* _TASK TO CARRY OUT_: Copy out the lines that include the word "Huron".
[START OF DATA FOR PROCESSING]
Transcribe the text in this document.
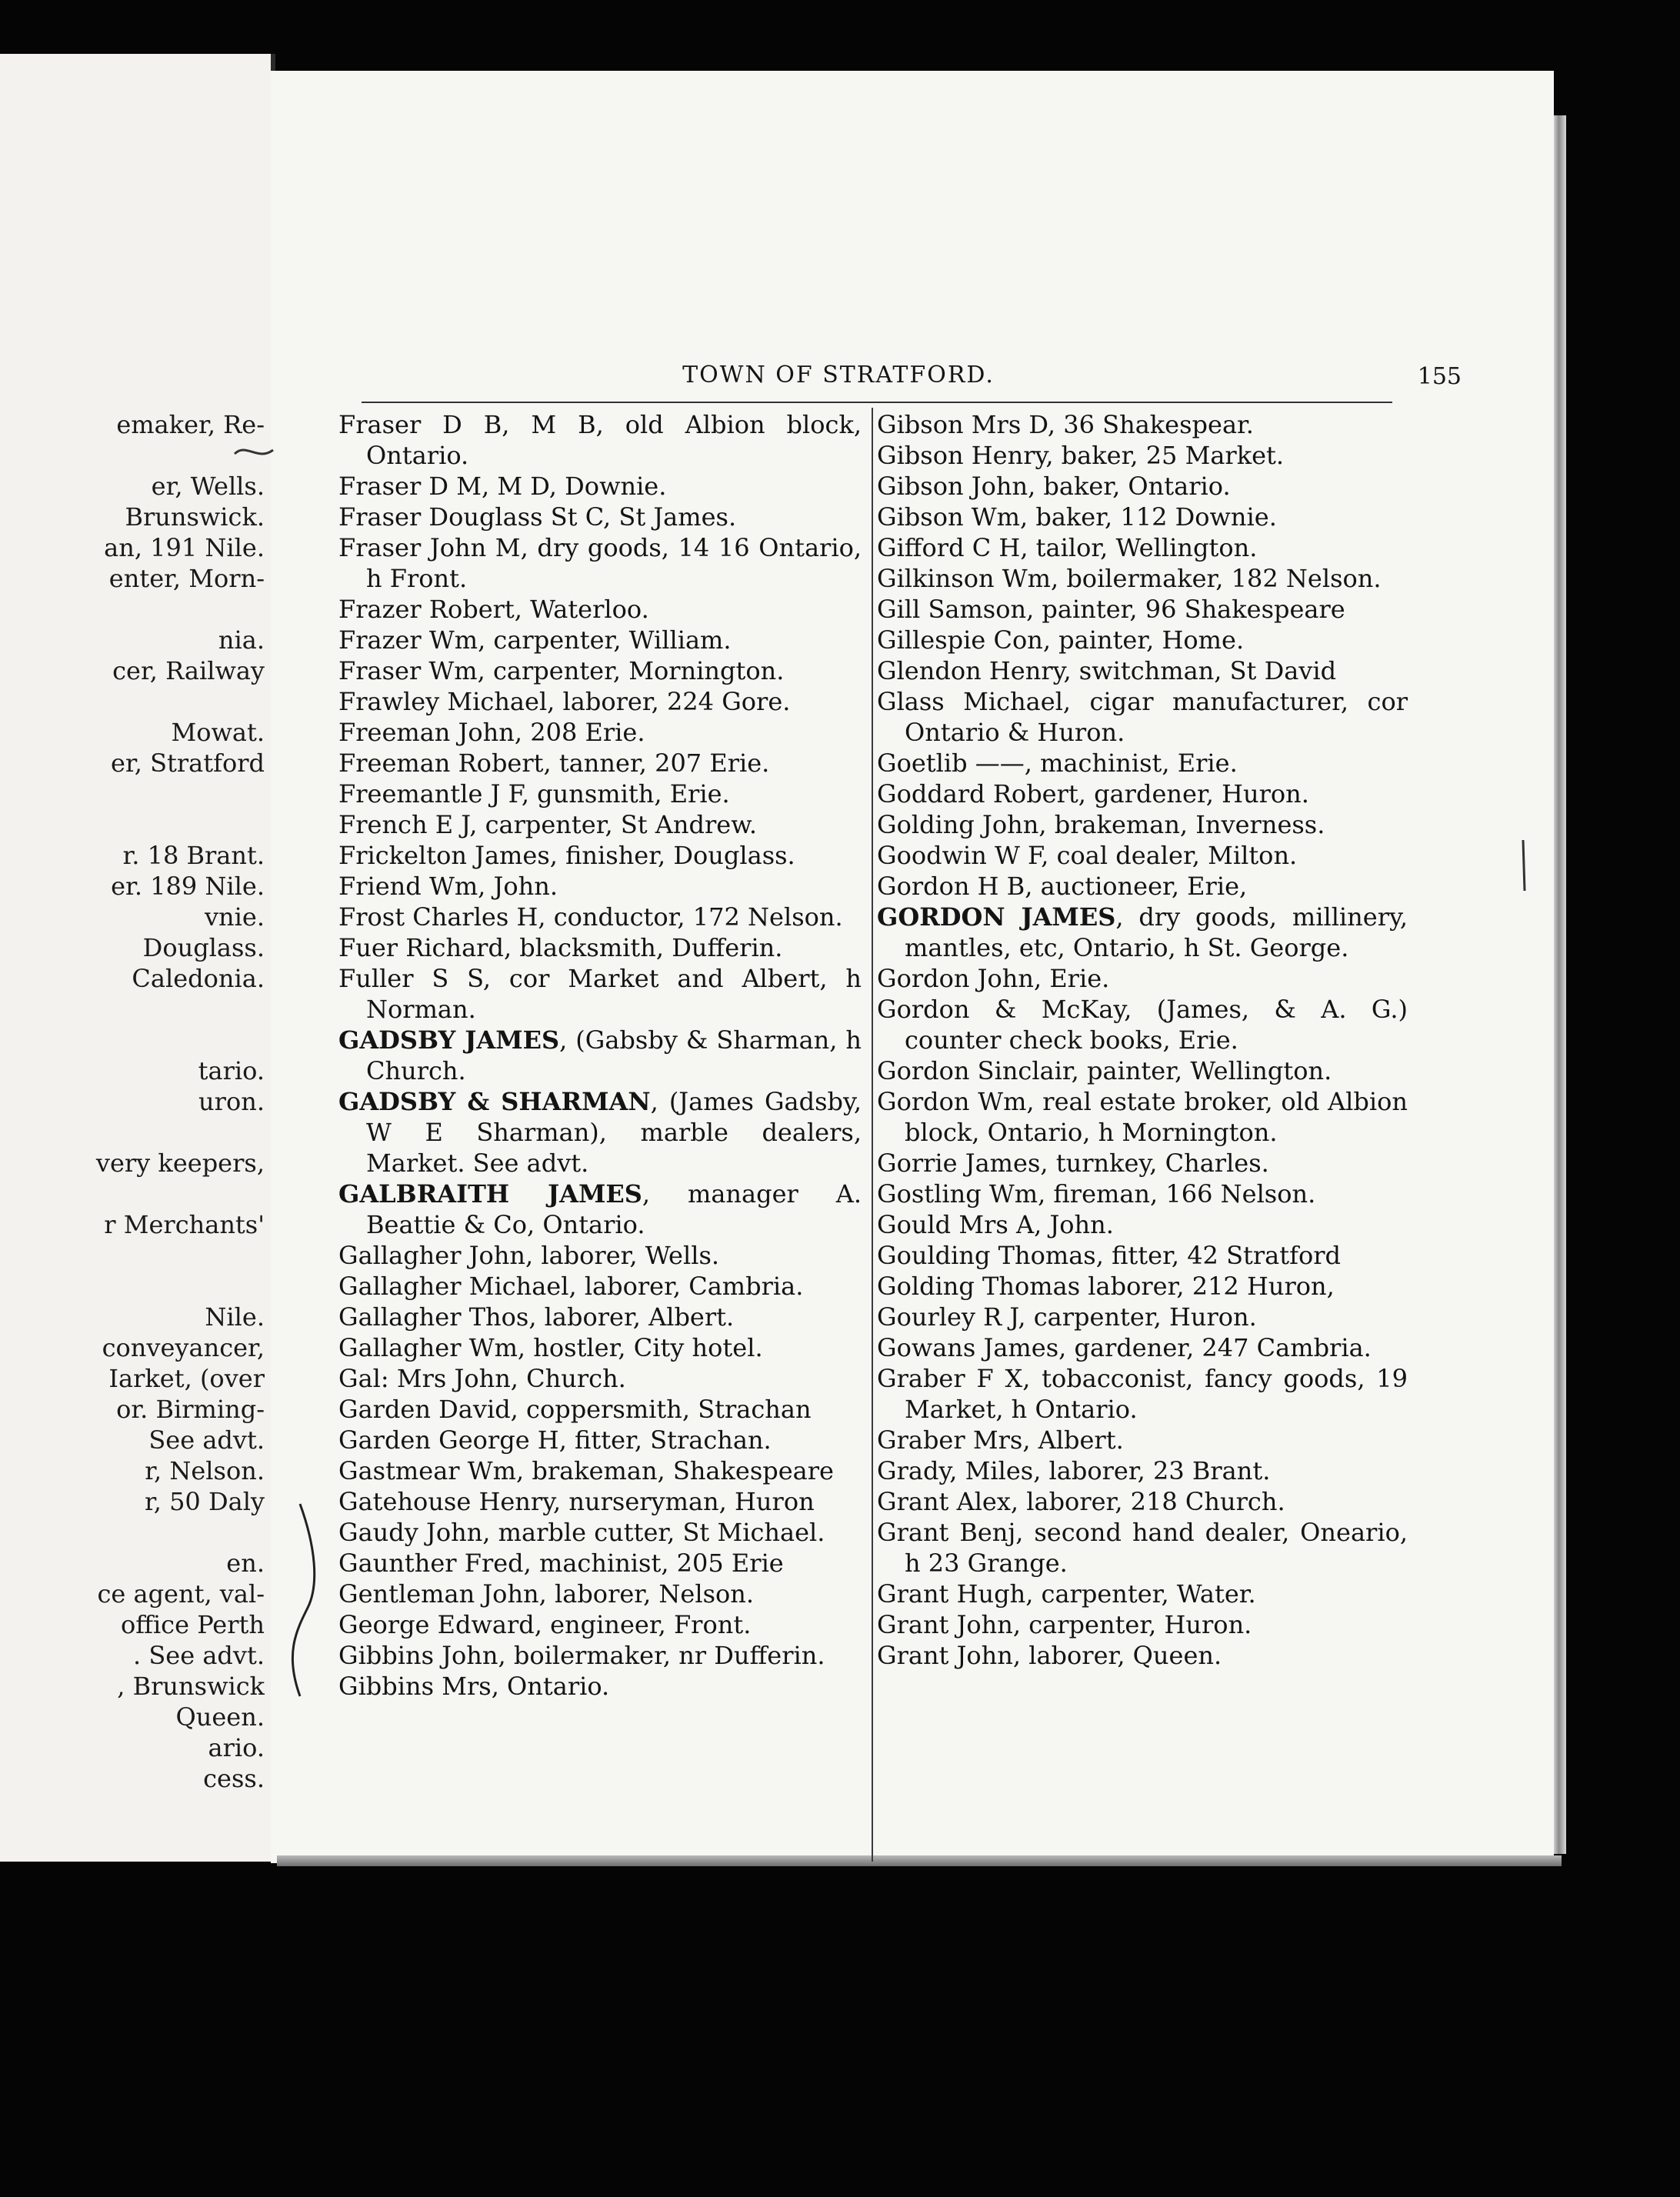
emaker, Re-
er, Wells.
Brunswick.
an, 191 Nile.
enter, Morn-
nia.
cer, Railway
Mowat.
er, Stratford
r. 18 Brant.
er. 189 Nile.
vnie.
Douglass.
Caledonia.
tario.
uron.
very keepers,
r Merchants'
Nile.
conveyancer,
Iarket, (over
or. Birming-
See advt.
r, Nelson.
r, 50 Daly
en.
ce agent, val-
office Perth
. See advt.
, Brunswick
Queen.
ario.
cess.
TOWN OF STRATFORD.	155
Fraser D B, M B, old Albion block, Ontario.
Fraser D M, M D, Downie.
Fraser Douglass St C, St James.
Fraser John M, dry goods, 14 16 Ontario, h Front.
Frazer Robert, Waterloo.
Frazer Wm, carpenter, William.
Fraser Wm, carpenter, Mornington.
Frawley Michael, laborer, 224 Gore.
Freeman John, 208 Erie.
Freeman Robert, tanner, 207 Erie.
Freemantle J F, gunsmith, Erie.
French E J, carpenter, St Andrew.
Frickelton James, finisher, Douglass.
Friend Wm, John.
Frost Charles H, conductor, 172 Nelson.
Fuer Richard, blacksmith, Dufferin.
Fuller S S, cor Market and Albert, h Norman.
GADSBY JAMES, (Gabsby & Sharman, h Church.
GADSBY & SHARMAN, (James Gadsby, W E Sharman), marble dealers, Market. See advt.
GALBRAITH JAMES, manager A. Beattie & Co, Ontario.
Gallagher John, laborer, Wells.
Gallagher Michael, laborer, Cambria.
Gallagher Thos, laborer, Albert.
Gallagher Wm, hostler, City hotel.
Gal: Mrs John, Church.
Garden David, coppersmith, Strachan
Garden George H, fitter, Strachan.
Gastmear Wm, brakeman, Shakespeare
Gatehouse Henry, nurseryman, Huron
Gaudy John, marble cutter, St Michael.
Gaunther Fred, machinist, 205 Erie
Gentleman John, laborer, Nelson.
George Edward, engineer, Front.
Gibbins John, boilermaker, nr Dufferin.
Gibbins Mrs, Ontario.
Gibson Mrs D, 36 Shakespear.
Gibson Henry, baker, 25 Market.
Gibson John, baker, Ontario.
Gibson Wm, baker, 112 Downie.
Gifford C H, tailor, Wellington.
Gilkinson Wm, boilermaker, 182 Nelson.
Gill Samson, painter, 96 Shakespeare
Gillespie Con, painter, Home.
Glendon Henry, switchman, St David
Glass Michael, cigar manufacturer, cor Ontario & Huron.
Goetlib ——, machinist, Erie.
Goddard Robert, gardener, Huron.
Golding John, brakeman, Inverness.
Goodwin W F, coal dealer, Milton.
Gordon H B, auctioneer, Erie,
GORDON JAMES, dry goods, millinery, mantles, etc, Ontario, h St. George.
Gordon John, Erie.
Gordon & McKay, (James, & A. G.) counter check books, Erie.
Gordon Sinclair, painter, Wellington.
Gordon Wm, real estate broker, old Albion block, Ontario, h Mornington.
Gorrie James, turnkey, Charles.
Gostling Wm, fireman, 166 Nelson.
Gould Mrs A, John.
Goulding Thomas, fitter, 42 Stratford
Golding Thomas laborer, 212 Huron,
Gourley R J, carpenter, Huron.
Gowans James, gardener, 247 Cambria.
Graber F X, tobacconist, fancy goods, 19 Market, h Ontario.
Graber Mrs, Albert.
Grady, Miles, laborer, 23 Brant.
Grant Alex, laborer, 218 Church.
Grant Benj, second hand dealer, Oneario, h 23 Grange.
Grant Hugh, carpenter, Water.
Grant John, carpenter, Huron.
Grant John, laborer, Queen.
[END OF DATA FOR PROCESSING]
[START OF DATA FOR PROCESSING]
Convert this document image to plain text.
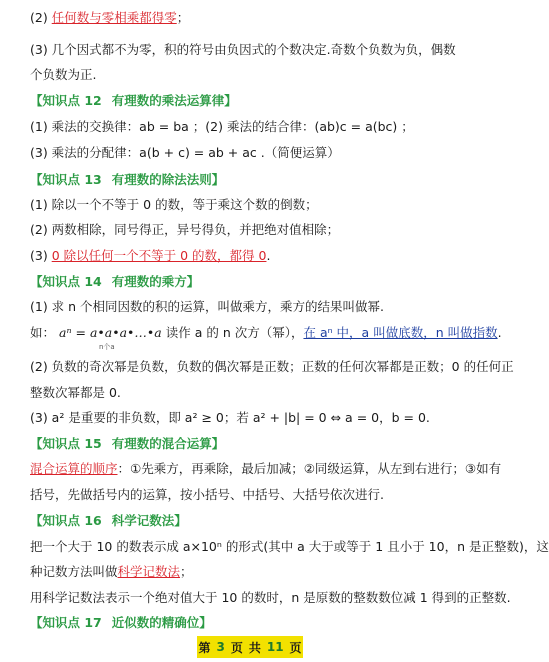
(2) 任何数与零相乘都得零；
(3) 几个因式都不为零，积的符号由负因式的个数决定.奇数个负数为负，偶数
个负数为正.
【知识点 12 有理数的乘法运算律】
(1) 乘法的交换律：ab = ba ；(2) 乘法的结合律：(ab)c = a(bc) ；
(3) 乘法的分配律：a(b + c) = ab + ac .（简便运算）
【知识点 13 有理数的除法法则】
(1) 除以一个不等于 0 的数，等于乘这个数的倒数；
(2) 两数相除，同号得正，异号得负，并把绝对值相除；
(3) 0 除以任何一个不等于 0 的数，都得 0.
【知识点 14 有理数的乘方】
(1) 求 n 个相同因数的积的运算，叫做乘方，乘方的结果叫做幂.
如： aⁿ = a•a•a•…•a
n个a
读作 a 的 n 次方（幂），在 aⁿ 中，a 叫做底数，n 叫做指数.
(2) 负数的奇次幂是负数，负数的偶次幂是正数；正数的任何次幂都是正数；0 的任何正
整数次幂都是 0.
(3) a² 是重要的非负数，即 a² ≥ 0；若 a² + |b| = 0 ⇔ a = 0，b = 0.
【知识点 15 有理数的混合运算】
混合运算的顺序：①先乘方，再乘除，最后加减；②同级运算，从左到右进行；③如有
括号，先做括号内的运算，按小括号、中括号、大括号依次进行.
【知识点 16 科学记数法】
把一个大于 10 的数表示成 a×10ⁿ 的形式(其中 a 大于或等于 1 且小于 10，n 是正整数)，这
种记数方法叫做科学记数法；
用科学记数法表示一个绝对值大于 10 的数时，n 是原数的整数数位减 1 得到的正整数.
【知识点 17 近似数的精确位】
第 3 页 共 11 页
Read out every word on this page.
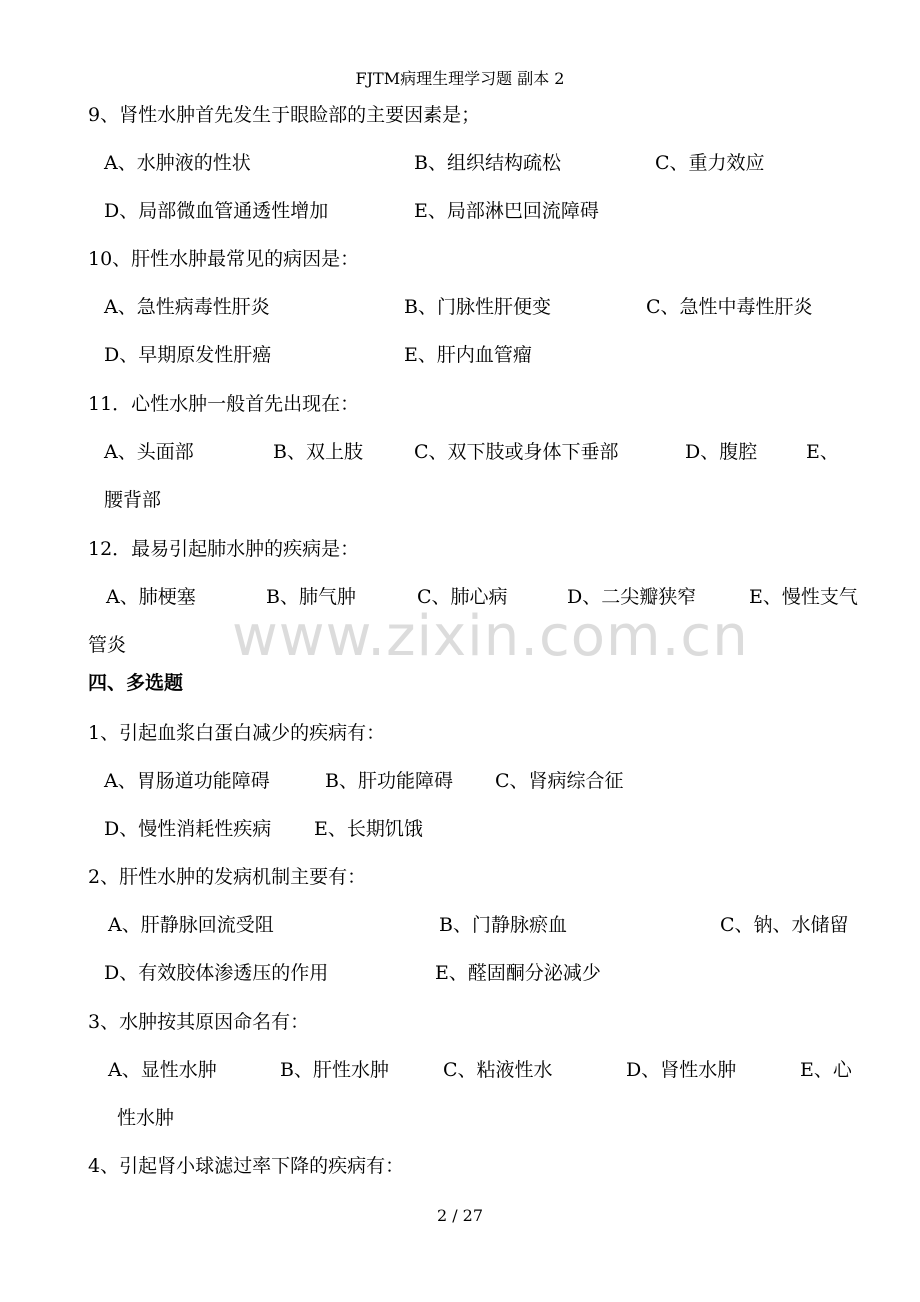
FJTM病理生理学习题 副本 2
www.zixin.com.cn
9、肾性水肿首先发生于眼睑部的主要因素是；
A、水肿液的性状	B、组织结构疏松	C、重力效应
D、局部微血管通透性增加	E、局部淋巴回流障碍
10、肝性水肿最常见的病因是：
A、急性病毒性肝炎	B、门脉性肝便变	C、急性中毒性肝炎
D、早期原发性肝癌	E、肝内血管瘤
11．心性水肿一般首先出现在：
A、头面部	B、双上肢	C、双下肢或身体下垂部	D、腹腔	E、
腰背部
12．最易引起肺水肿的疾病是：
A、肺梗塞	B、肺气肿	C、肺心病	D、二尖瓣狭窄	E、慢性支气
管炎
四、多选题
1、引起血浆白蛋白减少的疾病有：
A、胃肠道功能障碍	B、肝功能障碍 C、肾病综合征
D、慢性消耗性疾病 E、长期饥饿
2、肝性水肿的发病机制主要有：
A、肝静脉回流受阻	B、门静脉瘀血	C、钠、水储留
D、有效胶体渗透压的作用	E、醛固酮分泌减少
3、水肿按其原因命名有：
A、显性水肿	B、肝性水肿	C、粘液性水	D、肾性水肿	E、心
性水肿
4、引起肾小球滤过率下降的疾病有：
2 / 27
[END OF DATA FOR PROCESSING]
* _WRITTEN SOLUTION_:
Gatehouse Henry, nurseryman, Huron
Glass Michael, cigar manufacturer, cor Ontario & Huron.
Goddard Robert, gardener, Huron.
Golding Thomas laborer, 212 Huron,
Gourley R J, carpenter, Huron.
Grant John, carpenter, Huron.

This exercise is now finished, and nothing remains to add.